Re: Installed libbusiness-onlinepayment-bankofamerica-perl 1.00-1 (all source)
On Sat, Oct 06, 2001 at 08:32:52PM -0400, Joey Hess wrote:
> For what it's worth, a histrogram of package name lengths. Just for kicks,
> I calculated[1] it for unstable and also for potato, and have superimposed
> the plots:
>
> num pot uns
> 2 39 52 ===*
> 3 183 308 ===============**********
> 4 272 438 ======================**************
> 5 310 534 =========================*******************
> 6 355 622 =============================**********************
> 7 420 736 ===================================**************************
> 8 371 704 ==============================****************************
> 9 303 598 =========================************************
> 10 343 662 ============================***************************
> 11 293 669 ========================*******************************
> 12 207 502 =================************************
> 13 174 411 ==============********************
> 14 175 360 ==============****************
> 15 118 283 =========**************
> 16 77 210 ======***********
> 17 74 203 ======**********
> 18 56 173 ====**********
> 19 53 137 ====*******
> 20 39 92 ===**** Key:
> 21 33 105 ==****** * packages in unstable
> 22 15 53 =*** = packages in potato (and unstable)

# # # # # # #

Task requirements ▸
1. In the mailing-list message above, which two Debian releases did Joey Hess calculate the package name length histogram for?
2. For each statement, say whether it agrees with the mailing-list message above, and quote the words that decide it. (a) Joey Hess wrote his message on a Saturday. (b) In the histogram, an asterisk stands for packages in potato. (c) Unstable has 308 packages whose names are three characters long.

# # # # # # #

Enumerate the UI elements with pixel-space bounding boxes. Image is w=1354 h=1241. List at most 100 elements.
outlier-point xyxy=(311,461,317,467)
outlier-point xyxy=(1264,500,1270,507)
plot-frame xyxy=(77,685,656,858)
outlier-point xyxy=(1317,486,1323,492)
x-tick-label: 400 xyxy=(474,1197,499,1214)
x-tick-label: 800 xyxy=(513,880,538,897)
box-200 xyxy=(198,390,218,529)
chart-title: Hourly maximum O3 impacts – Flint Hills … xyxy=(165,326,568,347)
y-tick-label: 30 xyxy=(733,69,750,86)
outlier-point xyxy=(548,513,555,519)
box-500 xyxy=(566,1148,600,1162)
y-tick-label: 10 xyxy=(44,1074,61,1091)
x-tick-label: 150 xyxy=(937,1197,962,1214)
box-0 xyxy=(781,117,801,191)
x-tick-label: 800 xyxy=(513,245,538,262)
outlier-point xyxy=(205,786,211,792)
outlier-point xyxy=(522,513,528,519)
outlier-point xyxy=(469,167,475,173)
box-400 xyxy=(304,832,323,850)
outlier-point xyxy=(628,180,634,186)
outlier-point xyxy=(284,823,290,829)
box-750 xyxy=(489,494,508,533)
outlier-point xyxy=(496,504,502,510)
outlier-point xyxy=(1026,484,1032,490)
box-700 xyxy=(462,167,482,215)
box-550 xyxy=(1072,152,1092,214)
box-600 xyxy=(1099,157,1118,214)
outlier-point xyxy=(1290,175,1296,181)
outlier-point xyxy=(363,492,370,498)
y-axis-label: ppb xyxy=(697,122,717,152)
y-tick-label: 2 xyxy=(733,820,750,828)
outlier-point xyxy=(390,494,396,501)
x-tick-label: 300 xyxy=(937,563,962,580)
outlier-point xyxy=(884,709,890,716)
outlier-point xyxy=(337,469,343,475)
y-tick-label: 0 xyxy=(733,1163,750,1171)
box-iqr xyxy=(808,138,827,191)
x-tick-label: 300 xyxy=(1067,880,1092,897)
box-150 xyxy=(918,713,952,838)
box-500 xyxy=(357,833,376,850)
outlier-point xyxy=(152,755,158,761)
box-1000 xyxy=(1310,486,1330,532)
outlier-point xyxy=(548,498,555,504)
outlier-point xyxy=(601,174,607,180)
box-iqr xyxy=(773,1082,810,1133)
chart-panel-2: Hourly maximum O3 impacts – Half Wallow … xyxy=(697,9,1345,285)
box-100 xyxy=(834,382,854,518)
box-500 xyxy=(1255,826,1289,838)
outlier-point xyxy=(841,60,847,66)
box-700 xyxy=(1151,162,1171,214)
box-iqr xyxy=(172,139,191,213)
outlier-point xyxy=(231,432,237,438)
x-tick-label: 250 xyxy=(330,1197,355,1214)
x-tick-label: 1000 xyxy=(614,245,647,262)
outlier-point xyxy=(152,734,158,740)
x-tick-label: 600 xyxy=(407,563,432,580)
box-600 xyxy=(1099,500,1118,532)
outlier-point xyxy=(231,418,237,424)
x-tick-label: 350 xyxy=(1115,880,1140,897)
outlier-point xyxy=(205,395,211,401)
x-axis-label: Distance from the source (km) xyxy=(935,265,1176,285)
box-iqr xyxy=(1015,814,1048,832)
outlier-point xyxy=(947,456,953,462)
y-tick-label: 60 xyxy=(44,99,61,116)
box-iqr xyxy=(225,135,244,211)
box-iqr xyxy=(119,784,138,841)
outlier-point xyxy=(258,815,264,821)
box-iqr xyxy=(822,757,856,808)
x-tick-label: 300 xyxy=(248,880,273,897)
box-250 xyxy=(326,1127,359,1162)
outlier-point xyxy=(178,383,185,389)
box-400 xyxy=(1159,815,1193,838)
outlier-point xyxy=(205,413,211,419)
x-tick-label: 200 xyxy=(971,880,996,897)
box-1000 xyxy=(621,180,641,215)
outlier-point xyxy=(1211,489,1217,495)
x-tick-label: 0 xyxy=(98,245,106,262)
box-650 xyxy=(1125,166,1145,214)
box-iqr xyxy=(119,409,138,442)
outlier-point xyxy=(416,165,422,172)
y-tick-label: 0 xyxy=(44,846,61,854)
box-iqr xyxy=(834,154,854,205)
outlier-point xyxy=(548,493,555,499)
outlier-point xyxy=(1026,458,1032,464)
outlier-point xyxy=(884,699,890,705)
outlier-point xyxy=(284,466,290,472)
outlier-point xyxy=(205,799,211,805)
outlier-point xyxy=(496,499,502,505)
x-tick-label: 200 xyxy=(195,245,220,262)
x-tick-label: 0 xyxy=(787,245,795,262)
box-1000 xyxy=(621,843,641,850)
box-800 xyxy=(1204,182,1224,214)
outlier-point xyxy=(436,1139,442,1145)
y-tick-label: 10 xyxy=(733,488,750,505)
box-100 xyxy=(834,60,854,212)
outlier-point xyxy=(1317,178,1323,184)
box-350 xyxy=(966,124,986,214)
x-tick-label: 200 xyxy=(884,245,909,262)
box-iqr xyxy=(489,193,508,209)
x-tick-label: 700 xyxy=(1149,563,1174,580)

# # # # # # #

Solution list ▸
1. Unstable and potato.

2.
(a) Yes: "On Sat, Oct 06, 2001 at 08:32:52PM -0400, Joey Hess wrote"
(b) No: "* packages in unstable"
(c) Yes: "3 183 308"